- [Exercise aim]
Examine the entries and show every line in which the word "joan" is found.

[Saved entries]
● ● ●

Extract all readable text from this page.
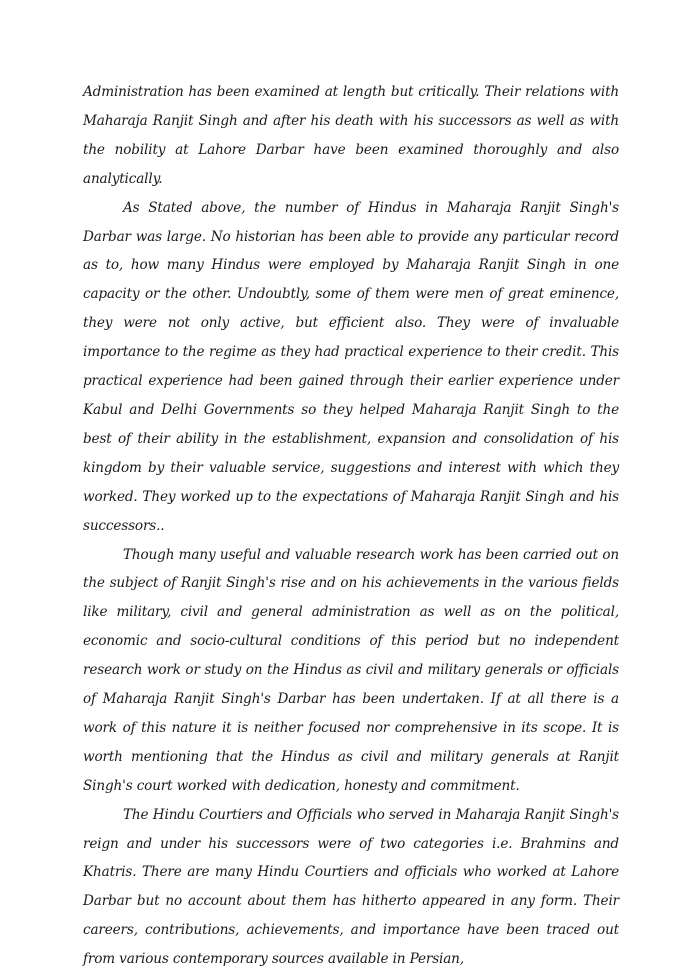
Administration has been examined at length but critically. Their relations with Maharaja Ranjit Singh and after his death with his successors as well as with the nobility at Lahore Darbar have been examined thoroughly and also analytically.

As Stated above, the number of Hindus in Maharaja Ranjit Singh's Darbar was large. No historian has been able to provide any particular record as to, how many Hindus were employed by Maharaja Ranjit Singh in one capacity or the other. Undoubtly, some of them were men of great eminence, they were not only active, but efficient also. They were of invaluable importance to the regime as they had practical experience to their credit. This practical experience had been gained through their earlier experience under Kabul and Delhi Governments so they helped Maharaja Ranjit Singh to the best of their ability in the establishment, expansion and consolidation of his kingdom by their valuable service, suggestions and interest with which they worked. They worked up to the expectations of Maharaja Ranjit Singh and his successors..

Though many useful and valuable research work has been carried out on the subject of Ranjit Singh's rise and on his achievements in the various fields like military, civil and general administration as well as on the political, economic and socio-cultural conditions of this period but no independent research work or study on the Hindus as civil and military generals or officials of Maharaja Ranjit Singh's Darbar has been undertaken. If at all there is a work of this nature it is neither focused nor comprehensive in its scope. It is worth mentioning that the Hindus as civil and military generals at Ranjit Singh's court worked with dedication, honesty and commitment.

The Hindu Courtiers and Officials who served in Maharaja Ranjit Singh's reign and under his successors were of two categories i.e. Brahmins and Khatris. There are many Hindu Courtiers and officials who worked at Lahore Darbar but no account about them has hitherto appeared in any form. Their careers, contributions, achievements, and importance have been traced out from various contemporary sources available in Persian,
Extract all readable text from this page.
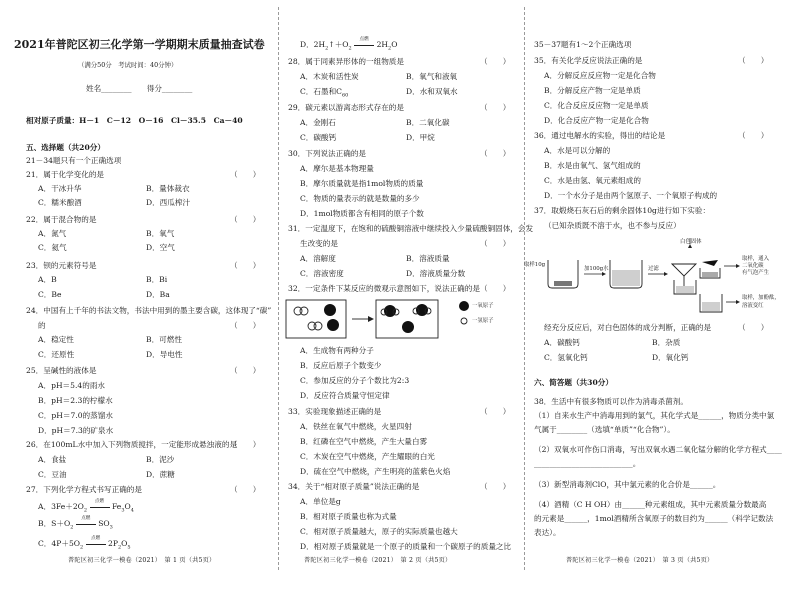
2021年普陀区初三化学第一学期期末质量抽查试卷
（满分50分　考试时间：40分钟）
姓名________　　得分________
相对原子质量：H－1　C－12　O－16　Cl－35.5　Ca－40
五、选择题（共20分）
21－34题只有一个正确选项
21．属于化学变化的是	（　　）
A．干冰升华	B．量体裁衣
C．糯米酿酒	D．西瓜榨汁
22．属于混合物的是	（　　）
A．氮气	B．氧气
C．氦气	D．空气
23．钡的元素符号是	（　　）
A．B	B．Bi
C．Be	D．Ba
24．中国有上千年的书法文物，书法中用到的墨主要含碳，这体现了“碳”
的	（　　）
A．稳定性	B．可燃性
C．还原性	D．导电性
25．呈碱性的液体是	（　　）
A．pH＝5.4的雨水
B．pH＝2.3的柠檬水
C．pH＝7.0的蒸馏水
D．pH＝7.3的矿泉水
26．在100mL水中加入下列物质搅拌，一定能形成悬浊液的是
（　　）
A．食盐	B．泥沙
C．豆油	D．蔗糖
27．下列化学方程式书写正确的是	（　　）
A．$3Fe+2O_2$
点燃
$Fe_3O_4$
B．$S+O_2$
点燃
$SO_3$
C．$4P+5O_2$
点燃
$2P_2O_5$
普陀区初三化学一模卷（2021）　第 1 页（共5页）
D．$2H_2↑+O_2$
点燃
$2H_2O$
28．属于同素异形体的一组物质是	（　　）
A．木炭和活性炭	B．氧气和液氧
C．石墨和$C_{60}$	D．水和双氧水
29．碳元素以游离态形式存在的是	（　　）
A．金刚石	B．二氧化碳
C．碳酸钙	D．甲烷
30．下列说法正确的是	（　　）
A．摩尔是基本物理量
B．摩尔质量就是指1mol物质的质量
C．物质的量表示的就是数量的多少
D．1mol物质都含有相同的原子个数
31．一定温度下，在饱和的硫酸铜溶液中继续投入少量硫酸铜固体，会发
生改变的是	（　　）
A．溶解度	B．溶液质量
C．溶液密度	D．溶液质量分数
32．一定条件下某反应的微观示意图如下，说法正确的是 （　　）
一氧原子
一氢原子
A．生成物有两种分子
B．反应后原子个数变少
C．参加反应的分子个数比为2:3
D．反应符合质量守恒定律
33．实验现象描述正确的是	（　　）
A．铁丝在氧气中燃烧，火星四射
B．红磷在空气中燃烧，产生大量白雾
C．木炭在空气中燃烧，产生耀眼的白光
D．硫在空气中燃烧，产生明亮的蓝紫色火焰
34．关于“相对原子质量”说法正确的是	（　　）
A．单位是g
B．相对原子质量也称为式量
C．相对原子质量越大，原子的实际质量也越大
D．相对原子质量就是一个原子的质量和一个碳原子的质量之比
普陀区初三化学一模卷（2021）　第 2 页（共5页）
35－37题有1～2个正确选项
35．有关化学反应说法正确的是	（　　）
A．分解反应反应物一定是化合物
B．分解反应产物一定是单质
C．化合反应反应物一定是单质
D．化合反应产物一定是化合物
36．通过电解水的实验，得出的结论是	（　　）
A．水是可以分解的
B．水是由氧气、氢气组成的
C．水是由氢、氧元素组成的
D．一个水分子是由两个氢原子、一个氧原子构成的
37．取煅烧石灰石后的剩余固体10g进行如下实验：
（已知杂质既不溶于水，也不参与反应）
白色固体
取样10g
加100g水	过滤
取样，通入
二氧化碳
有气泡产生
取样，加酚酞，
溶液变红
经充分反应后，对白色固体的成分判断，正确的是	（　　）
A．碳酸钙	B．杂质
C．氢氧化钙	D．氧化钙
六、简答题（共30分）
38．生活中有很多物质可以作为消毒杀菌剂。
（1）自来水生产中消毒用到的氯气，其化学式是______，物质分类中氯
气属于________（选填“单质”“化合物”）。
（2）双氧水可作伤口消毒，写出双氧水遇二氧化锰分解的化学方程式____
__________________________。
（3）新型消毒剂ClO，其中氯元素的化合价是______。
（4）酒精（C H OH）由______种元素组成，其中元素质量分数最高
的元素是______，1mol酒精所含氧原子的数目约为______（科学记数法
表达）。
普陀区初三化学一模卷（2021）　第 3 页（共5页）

● ● ●

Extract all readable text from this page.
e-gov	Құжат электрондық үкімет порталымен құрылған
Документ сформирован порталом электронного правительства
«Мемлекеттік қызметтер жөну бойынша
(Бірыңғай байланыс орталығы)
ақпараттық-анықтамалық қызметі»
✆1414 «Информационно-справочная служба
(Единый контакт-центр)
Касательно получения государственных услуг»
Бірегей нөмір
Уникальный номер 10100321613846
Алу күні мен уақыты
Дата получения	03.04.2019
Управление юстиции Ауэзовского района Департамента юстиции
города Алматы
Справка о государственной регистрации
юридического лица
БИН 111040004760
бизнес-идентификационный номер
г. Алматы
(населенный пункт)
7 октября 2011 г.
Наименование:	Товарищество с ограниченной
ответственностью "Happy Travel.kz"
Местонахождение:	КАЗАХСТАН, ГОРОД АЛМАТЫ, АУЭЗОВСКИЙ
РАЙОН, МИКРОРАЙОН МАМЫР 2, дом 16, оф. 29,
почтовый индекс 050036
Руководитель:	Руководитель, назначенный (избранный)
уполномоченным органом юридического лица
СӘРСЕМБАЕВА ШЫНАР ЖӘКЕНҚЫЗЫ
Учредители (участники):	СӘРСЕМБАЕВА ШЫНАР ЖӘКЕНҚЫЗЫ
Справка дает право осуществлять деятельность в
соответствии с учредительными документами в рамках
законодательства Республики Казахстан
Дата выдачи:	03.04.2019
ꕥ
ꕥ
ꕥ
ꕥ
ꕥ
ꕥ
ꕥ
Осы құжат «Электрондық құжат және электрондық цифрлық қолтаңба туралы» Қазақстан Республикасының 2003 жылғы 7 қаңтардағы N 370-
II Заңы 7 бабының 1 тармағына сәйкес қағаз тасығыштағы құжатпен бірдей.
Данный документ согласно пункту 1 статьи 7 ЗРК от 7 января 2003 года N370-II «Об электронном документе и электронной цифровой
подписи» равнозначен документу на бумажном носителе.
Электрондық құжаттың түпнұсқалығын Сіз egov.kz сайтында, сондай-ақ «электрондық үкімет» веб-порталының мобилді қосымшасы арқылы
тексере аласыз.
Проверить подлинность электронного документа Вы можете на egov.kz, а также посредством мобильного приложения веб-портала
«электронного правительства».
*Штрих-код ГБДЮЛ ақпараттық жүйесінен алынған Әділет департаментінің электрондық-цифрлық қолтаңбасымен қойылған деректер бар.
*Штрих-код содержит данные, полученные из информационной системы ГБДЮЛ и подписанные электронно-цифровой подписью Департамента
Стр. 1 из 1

● ● ●

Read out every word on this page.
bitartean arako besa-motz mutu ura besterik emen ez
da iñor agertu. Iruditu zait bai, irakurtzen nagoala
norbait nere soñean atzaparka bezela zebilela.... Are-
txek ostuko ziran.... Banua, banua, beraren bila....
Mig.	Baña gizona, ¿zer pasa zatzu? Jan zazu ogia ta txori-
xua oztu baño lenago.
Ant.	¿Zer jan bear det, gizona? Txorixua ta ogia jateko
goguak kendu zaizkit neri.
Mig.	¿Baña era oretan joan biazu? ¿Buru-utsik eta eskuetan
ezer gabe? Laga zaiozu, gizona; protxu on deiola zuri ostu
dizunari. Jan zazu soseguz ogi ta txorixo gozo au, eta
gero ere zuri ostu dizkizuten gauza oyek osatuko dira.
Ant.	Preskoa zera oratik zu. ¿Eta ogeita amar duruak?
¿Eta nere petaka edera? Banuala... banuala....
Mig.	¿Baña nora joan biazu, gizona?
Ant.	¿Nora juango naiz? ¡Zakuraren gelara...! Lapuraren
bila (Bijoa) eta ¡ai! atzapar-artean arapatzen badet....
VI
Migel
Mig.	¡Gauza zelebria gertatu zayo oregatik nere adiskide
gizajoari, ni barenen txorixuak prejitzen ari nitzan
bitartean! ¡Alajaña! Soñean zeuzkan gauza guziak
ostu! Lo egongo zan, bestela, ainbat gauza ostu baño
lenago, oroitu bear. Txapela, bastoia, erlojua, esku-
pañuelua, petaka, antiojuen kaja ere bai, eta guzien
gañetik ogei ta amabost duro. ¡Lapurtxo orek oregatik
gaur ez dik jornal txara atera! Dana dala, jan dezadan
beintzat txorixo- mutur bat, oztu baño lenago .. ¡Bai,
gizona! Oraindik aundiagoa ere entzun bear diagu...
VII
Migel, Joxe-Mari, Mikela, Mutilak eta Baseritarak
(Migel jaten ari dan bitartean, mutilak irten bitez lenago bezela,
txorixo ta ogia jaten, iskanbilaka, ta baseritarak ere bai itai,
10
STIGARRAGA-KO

● ● ●

- [Complete output]
Mig.	¿Baña era oretan joan biazu? ¿Buru-utsik eta eskuetan
Mig.	¿Baña nora joan biazu, gizona?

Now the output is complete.